▸ Required work
Scan the records below for lines with the word "text", then state how many you find and nothing else.

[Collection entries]
☆ ☆ ☆ ☆ ☆ ☆ ☆
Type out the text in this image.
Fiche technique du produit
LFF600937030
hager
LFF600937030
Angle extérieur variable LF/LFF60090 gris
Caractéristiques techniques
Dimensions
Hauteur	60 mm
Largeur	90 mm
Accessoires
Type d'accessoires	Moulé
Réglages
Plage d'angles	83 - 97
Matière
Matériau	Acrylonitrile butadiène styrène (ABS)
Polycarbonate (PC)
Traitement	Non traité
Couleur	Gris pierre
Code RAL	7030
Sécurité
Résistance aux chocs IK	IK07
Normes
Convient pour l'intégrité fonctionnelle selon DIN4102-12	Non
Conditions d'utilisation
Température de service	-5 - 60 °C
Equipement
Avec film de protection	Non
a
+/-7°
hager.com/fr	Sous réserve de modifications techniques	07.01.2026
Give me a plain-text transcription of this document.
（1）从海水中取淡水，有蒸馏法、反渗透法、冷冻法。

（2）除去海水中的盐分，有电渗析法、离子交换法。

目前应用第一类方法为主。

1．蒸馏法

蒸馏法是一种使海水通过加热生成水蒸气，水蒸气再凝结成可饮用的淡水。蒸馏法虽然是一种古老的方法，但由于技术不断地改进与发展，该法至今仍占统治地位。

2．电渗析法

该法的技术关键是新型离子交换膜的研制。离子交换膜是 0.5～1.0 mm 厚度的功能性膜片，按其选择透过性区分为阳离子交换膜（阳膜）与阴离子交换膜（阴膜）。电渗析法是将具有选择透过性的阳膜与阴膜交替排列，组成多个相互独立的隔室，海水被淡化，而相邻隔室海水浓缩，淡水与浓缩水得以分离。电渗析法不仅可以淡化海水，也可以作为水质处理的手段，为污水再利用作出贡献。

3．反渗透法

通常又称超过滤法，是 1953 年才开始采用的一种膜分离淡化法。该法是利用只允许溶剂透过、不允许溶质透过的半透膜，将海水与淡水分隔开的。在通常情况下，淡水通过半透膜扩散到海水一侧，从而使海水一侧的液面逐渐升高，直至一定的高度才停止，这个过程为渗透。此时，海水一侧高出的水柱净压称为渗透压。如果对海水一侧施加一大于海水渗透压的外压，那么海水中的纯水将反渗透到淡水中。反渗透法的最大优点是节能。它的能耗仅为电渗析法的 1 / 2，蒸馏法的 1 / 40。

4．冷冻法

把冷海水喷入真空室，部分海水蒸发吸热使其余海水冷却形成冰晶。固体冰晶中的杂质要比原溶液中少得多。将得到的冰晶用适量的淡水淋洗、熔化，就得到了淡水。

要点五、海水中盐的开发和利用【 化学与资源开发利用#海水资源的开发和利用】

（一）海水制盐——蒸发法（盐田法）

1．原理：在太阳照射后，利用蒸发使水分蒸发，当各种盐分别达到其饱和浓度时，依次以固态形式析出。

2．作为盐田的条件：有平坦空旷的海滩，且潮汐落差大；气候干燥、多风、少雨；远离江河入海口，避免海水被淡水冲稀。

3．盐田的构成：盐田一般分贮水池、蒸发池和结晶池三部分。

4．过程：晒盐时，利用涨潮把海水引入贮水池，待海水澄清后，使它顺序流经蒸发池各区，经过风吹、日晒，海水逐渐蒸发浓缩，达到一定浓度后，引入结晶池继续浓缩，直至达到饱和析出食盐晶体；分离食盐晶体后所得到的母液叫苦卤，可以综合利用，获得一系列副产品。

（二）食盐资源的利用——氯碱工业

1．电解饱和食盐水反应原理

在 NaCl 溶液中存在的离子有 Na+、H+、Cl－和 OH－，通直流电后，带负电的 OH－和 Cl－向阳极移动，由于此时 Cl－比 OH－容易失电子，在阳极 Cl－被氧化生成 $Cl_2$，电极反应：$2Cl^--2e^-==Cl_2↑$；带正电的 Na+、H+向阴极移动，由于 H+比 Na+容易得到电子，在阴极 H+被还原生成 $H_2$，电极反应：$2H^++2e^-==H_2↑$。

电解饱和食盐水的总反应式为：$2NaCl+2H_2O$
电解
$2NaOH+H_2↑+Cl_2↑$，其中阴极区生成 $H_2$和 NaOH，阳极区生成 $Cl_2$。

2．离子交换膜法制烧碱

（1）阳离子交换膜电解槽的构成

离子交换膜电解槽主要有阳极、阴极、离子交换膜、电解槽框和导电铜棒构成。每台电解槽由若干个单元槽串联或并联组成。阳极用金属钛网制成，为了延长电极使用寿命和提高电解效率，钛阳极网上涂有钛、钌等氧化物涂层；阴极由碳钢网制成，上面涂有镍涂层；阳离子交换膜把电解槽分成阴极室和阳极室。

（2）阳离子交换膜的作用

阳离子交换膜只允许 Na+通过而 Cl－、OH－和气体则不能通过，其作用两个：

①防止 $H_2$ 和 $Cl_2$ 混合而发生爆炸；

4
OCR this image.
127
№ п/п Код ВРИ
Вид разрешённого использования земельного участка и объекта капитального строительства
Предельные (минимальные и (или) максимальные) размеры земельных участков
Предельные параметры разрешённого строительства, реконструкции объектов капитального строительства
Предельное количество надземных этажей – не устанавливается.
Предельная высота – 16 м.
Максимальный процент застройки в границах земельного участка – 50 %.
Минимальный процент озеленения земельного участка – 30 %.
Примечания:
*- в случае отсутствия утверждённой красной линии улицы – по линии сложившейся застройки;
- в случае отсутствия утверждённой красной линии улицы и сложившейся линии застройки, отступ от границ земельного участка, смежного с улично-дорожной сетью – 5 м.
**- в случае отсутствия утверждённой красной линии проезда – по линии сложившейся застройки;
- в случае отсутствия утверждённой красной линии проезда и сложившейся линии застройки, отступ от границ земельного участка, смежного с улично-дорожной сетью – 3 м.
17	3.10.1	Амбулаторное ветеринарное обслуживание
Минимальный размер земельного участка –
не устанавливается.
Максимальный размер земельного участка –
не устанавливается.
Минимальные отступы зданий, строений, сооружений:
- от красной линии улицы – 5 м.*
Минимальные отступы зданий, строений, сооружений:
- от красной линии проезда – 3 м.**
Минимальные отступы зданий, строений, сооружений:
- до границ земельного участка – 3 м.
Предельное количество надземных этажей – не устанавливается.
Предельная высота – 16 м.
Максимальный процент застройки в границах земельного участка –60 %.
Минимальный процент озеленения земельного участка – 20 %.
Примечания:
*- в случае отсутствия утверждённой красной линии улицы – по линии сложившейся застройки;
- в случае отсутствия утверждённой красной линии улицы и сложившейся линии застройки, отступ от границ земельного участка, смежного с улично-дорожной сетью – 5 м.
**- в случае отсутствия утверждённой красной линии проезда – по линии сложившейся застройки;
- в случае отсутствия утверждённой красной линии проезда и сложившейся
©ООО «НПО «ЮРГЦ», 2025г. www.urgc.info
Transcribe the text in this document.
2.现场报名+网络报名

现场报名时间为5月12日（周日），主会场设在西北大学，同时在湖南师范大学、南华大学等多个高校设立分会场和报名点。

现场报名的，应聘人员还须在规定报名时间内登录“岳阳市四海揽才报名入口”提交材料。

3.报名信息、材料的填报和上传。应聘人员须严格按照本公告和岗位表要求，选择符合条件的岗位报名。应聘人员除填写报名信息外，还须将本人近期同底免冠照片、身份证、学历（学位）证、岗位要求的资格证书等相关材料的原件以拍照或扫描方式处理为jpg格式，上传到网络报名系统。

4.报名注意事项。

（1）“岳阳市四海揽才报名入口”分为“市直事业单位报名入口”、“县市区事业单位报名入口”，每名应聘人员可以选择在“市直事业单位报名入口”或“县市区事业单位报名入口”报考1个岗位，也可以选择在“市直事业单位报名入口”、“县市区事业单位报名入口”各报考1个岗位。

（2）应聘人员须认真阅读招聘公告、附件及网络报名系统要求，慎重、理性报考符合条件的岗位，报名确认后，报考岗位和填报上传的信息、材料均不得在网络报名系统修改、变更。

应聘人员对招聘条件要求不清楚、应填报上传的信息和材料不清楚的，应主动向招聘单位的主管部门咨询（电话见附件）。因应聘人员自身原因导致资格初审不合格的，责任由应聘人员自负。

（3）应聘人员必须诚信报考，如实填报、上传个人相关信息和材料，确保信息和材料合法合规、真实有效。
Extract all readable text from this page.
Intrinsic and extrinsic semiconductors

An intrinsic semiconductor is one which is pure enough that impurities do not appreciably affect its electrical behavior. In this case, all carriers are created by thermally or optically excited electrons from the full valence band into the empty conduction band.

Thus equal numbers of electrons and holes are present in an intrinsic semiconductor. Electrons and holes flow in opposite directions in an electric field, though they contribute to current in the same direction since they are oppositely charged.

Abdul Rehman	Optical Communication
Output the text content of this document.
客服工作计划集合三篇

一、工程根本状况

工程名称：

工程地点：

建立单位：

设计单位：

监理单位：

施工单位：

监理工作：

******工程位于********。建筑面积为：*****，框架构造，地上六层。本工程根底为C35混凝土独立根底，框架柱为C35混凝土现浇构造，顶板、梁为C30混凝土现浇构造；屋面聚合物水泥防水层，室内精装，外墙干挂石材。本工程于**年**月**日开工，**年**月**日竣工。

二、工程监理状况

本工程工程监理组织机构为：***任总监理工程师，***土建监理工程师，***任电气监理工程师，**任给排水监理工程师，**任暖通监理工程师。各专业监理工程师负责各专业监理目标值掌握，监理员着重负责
☆ ☆ ☆ ☆ ☆ ☆ ☆
▸ Answer to this task
5